Entries supplied
* * * * * * *

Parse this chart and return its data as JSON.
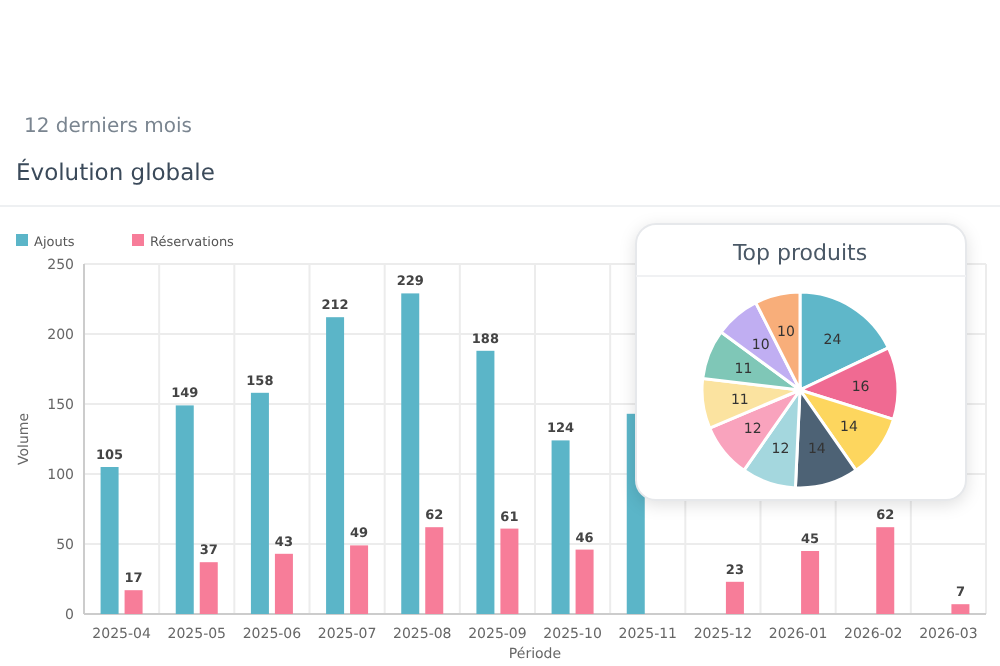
{
  "chart_data": [
    {
      "type": "bar",
      "subtitle": "12 derniers mois",
      "title": "Évolution globale",
      "xlabel": "Période",
      "ylabel": "Volume",
      "categories": [
        "2025-04",
        "2025-05",
        "2025-06",
        "2025-07",
        "2025-08",
        "2025-09",
        "2025-10",
        "2025-11",
        "2025-12",
        "2026-01",
        "2026-02",
        "2026-03"
      ],
      "series": [
        {
          "name": "Ajouts",
          "color": "#5bb5c8",
          "values": [
            105,
            149,
            158,
            212,
            229,
            188,
            124,
            143,
            null,
            null,
            null,
            null
          ],
          "value_labels": [
            "105",
            "149",
            "158",
            "212",
            "229",
            "188",
            "124",
            null,
            null,
            null,
            null,
            null
          ]
        },
        {
          "name": "Réservations",
          "color": "#f77d99",
          "values": [
            17,
            37,
            43,
            49,
            62,
            61,
            46,
            null,
            23,
            45,
            62,
            7
          ],
          "value_labels": [
            "17",
            "37",
            "43",
            "49",
            "62",
            "61",
            "46",
            null,
            "23",
            "45",
            "62",
            "7"
          ]
        }
      ],
      "ylim": [
        0,
        250
      ],
      "yticks": [
        0,
        50,
        100,
        150,
        200,
        250
      ],
      "grid": true,
      "legend": "top left"
    },
    {
      "type": "pie",
      "title": "Top produits",
      "categories": [
        null,
        null,
        null,
        null,
        null,
        null,
        null,
        null,
        null,
        null
      ],
      "values": [
        24,
        16,
        14,
        14,
        12,
        12,
        11,
        11,
        10,
        10
      ],
      "colors": [
        "#5fb7c9",
        "#f06a92",
        "#fdd65e",
        "#4d6275",
        "#a4d7de",
        "#f9a3bd",
        "#fbe3a0",
        "#7fc7b7",
        "#c0aef2",
        "#f8ae7a"
      ],
      "data_labels": true
    }
  ]
}
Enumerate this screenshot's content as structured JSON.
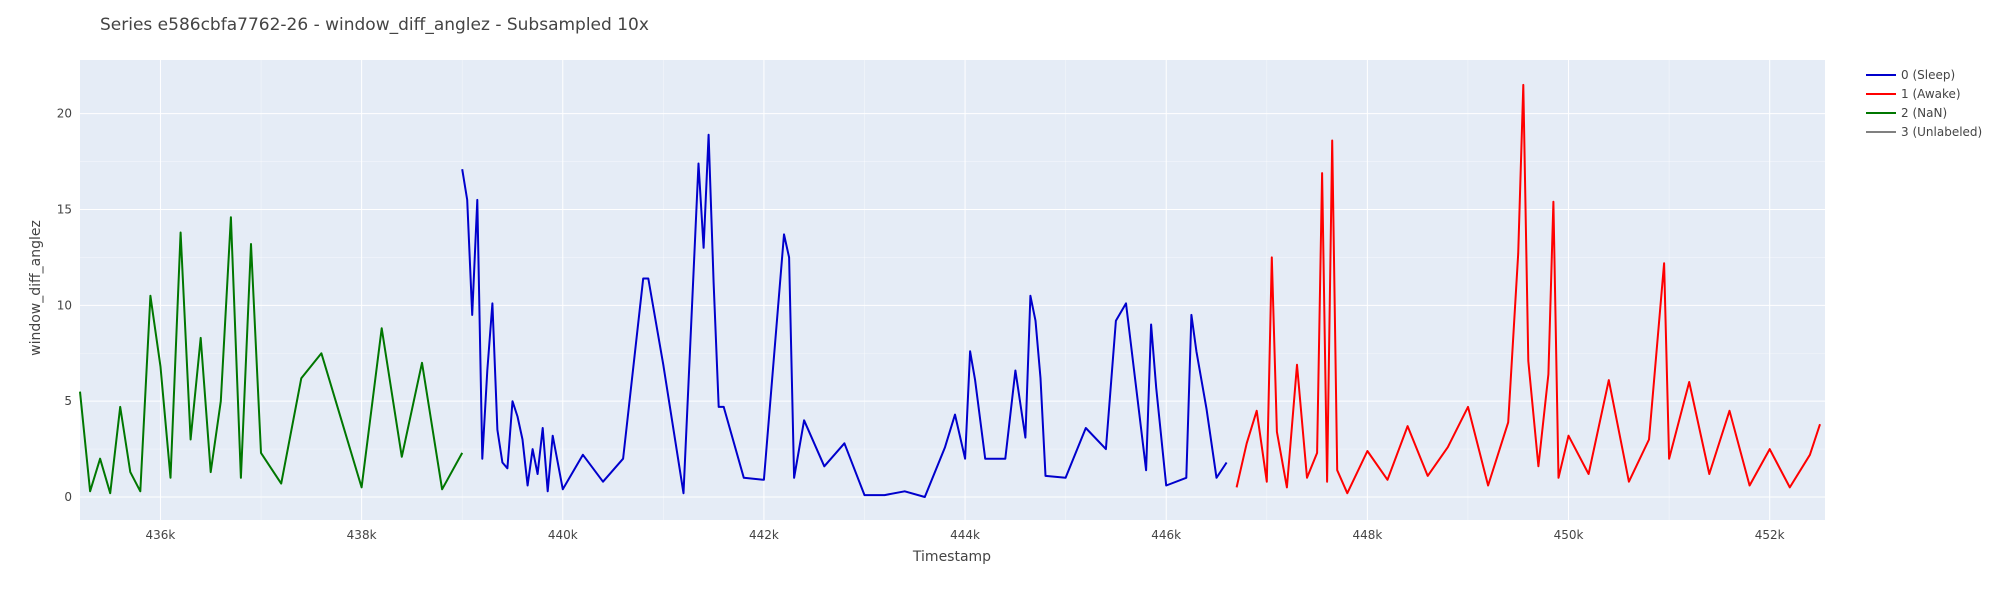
{
  "chart_data": {
    "type": "line",
    "title": "Series e586cbfa7762-26 - window_diff_anglez - Subsampled 10x",
    "xlabel": "Timestamp",
    "ylabel": "window_diff_anglez",
    "xlim": [
      435200,
      452550
    ],
    "ylim": [
      -1.2,
      22.8
    ],
    "x_ticks": [
      436000,
      438000,
      440000,
      442000,
      444000,
      446000,
      448000,
      450000,
      452000
    ],
    "x_tick_labels": [
      "436k",
      "438k",
      "440k",
      "442k",
      "444k",
      "446k",
      "448k",
      "450k",
      "452k"
    ],
    "y_ticks": [
      0,
      5,
      10,
      15,
      20
    ],
    "y_tick_labels": [
      "0",
      "5",
      "10",
      "15",
      "20"
    ],
    "grid": true,
    "legend_position": "top-right",
    "series": [
      {
        "name": "0 (Sleep)",
        "color": "#0000cc",
        "x": [
          439000,
          439050,
          439100,
          439150,
          439200,
          439250,
          439300,
          439350,
          439400,
          439450,
          439500,
          439550,
          439600,
          439650,
          439700,
          439750,
          439800,
          439850,
          439900,
          440000,
          440200,
          440400,
          440600,
          440800,
          440850,
          441000,
          441200,
          441350,
          441400,
          441450,
          441500,
          441550,
          441600,
          441800,
          442000,
          442200,
          442250,
          442300,
          442400,
          442600,
          442800,
          443000,
          443200,
          443400,
          443600,
          443800,
          443900,
          444000,
          444050,
          444100,
          444200,
          444400,
          444500,
          444600,
          444650,
          444700,
          444750,
          444800,
          445000,
          445200,
          445400,
          445500,
          445600,
          445800,
          445850,
          445900,
          446000,
          446200,
          446250,
          446300,
          446400,
          446500,
          446600
        ],
        "y": [
          17.1,
          15.5,
          9.5,
          15.5,
          2.0,
          6.6,
          10.1,
          3.5,
          1.8,
          1.5,
          5.0,
          4.2,
          3.0,
          0.6,
          2.5,
          1.2,
          3.6,
          0.3,
          3.2,
          0.4,
          2.2,
          0.8,
          2.0,
          11.4,
          11.4,
          6.9,
          0.2,
          17.4,
          13.0,
          18.9,
          11.2,
          4.7,
          4.7,
          1.0,
          0.9,
          13.7,
          12.5,
          1.0,
          4.0,
          1.6,
          2.8,
          0.1,
          0.1,
          0.3,
          0.0,
          2.6,
          4.3,
          2.0,
          7.6,
          6.1,
          2.0,
          2.0,
          6.6,
          3.1,
          10.5,
          9.2,
          6.2,
          1.1,
          1.0,
          3.6,
          2.5,
          9.2,
          10.1,
          1.4,
          9.0,
          5.7,
          0.6,
          1.0,
          9.5,
          7.6,
          4.6,
          1.0,
          1.8
        ]
      },
      {
        "name": "1 (Awake)",
        "color": "#ff0000",
        "x": [
          446700,
          446800,
          446900,
          447000,
          447050,
          447100,
          447200,
          447300,
          447400,
          447500,
          447550,
          447600,
          447650,
          447700,
          447800,
          448000,
          448200,
          448400,
          448600,
          448800,
          449000,
          449200,
          449400,
          449500,
          449550,
          449600,
          449700,
          449800,
          449850,
          449900,
          450000,
          450200,
          450400,
          450600,
          450800,
          450950,
          451000,
          451200,
          451400,
          451600,
          451800,
          452000,
          452200,
          452400,
          452500
        ],
        "y": [
          0.5,
          2.8,
          4.5,
          0.8,
          12.5,
          3.4,
          0.5,
          6.9,
          1.0,
          2.3,
          16.9,
          0.8,
          18.6,
          1.4,
          0.2,
          2.4,
          0.9,
          3.7,
          1.1,
          2.6,
          4.7,
          0.6,
          3.9,
          12.7,
          21.5,
          7.1,
          1.6,
          6.4,
          15.4,
          1.0,
          3.2,
          1.2,
          6.1,
          0.8,
          3.0,
          12.2,
          2.0,
          6.0,
          1.2,
          4.5,
          0.6,
          2.5,
          0.5,
          2.2,
          3.8
        ]
      },
      {
        "name": "2 (NaN)",
        "color": "#007700",
        "x": [
          435200,
          435300,
          435400,
          435500,
          435600,
          435700,
          435800,
          435900,
          436000,
          436100,
          436200,
          436300,
          436400,
          436500,
          436600,
          436700,
          436800,
          436900,
          437000,
          437200,
          437400,
          437600,
          437800,
          438000,
          438200,
          438400,
          438600,
          438800,
          439000
        ],
        "y": [
          5.5,
          0.3,
          2.0,
          0.2,
          4.7,
          1.3,
          0.3,
          10.5,
          6.8,
          1.0,
          13.8,
          3.0,
          8.3,
          1.3,
          5.0,
          14.6,
          1.0,
          13.2,
          2.3,
          0.7,
          6.2,
          7.5,
          4.0,
          0.5,
          8.8,
          2.1,
          7.0,
          0.4,
          2.3
        ]
      },
      {
        "name": "3 (Unlabeled)",
        "color": "#808080",
        "x": [],
        "y": []
      }
    ]
  }
}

* * * * * * *

From the entries above, return each line with the word "name" in it.

Problem solution
          "name": "Ajouts",
          "name": "Réservations",
        "name": "0 (Sleep)",
        "name": "1 (Awake)",
        "name": "2 (NaN)",
        "name": "3 (Unlabeled)",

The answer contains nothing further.